*Set problem:* Every line must be returned precisely as it is written.

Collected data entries
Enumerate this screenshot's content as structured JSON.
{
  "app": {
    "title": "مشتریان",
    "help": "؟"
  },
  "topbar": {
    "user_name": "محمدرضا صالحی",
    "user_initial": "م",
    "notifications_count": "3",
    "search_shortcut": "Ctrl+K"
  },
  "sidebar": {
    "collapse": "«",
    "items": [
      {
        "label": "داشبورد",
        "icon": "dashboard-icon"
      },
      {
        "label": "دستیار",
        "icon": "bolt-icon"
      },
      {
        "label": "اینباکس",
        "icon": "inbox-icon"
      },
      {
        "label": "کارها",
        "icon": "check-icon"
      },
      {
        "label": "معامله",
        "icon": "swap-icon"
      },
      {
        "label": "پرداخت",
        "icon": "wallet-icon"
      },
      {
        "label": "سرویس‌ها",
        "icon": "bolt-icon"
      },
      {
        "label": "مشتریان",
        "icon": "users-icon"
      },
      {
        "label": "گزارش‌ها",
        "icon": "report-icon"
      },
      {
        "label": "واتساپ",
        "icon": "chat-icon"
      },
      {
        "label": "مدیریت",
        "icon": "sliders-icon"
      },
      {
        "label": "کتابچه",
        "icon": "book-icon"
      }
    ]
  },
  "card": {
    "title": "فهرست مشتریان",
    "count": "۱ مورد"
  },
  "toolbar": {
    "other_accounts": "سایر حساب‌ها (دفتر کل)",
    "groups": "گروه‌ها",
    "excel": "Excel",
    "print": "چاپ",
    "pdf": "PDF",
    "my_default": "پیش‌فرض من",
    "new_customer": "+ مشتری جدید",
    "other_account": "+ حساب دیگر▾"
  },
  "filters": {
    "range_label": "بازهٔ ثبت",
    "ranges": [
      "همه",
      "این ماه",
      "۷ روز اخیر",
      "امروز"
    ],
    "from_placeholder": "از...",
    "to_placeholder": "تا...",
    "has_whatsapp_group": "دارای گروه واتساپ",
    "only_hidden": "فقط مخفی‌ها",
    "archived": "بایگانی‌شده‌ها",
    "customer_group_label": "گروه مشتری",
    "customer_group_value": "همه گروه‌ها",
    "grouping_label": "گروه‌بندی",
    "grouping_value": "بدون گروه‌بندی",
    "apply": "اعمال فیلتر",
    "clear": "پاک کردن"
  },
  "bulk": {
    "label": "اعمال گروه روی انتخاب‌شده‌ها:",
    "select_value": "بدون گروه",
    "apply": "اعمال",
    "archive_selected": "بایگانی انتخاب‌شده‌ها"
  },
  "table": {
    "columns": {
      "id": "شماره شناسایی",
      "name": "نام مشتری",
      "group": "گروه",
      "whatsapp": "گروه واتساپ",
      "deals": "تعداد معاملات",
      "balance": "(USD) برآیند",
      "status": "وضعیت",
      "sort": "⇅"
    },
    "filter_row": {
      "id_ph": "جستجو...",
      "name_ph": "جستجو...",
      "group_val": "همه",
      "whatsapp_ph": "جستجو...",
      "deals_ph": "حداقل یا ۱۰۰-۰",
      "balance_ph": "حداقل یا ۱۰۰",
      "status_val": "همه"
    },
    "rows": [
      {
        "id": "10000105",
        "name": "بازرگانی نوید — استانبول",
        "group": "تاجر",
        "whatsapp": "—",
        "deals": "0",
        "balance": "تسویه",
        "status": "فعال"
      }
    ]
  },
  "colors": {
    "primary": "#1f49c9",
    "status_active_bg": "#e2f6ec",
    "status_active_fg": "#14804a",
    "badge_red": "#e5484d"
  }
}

*Completed task:*
Enumerate this screenshot's content as structured JSON.
{
  "app": {
    "title": "مشتریان",
    "help": "؟"
  },
  "topbar": {
    "user_name": "محمدرضا صالحی",
    "user_initial": "م",
    "notifications_count": "3",
    "search_shortcut": "Ctrl+K"
  },
  "sidebar": {
    "collapse": "«",
    "items": [
      {
        "label": "داشبورد",
        "icon": "dashboard-icon"
      },
      {
        "label": "دستیار",
        "icon": "bolt-icon"
      },
      {
        "label": "اینباکس",
        "icon": "inbox-icon"
      },
      {
        "label": "کارها",
        "icon": "check-icon"
      },
      {
        "label": "معامله",
        "icon": "swap-icon"
      },
      {
        "label": "پرداخت",
        "icon": "wallet-icon"
      },
      {
        "label": "سرویس‌ها",
        "icon": "bolt-icon"
      },
      {
        "label": "مشتریان",
        "icon": "users-icon"
      },
      {
        "label": "گزارش‌ها",
        "icon": "report-icon"
      },
      {
        "label": "واتساپ",
        "icon": "chat-icon"
      },
      {
        "label": "مدیریت",
        "icon": "sliders-icon"
      },
      {
        "label": "کتابچه",
        "icon": "book-icon"
      }
    ]
  },
  "card": {
    "title": "فهرست مشتریان",
    "count": "۱ مورد"
  },
  "toolbar": {
    "other_accounts": "سایر حساب‌ها (دفتر کل)",
    "groups": "گروه‌ها",
    "excel": "Excel",
    "print": "چاپ",
    "pdf": "PDF",
    "my_default": "پیش‌فرض من",
    "new_customer": "+ مشتری جدید",
    "other_account": "+ حساب دیگر▾"
  },
  "filters": {
    "range_label": "بازهٔ ثبت",
    "ranges": [
      "همه",
      "این ماه",
      "۷ روز اخیر",
      "امروز"
    ],
    "from_placeholder": "از...",
    "to_placeholder": "تا...",
    "has_whatsapp_group": "دارای گروه واتساپ",
    "only_hidden": "فقط مخفی‌ها",
    "archived": "بایگانی‌شده‌ها",
    "customer_group_label": "گروه مشتری",
    "customer_group_value": "همه گروه‌ها",
    "grouping_label": "گروه‌بندی",
    "grouping_value": "بدون گروه‌بندی",
    "apply": "اعمال فیلتر",
    "clear": "پاک کردن"
  },
  "bulk": {
    "label": "اعمال گروه روی انتخاب‌شده‌ها:",
    "select_value": "بدون گروه",
    "apply": "اعمال",
    "archive_selected": "بایگانی انتخاب‌شده‌ها"
  },
  "table": {
    "columns": {
      "id": "شماره شناسایی",
      "name": "نام مشتری",
      "group": "گروه",
      "whatsapp": "گروه واتساپ",
      "deals": "تعداد معاملات",
      "balance": "(USD) برآیند",
      "status": "وضعیت",
      "sort": "⇅"
    },
    "filter_row": {
      "id_ph": "جستجو...",
      "name_ph": "جستجو...",
      "group_val": "همه",
      "whatsapp_ph": "جستجو...",
      "deals_ph": "حداقل یا ۱۰۰-۰",
      "balance_ph": "حداقل یا ۱۰۰",
      "status_val": "همه"
    },
    "rows": [
      {
        "id": "10000105",
        "name": "بازرگانی نوید — استانبول",
        "group": "تاجر",
        "whatsapp": "—",
        "deals": "0",
        "balance": "تسویه",
        "status": "فعال"
      }
    ]
  },
  "colors": {
    "primary": "#1f49c9",
    "status_active_bg": "#e2f6ec",
    "status_active_fg": "#14804a",
    "badge_red": "#e5484d"
  }
}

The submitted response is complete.